Entries taken from a collection:
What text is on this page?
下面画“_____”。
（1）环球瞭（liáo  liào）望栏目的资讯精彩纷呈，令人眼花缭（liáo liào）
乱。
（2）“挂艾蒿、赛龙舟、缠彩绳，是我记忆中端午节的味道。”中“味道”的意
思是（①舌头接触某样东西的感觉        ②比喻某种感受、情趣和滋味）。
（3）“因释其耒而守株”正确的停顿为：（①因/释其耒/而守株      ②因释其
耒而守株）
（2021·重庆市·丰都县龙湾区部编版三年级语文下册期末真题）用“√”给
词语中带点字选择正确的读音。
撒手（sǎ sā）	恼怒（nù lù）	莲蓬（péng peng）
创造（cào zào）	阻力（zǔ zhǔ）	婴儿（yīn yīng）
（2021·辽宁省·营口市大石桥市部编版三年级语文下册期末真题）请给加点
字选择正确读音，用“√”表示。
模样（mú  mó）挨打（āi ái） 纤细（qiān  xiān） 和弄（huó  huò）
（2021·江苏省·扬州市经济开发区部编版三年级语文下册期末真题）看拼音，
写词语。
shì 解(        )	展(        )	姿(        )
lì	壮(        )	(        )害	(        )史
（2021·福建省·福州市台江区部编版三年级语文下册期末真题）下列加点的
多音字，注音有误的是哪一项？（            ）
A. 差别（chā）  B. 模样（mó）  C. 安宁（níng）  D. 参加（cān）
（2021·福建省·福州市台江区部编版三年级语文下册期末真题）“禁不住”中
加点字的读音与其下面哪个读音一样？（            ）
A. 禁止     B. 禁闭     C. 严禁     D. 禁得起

▶ [To be done]:
Show every line from the entries above in which the word "福州市台江区部编版三年级语文下册期末真题" appears.

▶ [Task solution]:
（2021·福建省·福州市台江区部编版三年级语文下册期末真题）下列加点的
（2021·福建省·福州市台江区部编版三年级语文下册期末真题）“禁不住”中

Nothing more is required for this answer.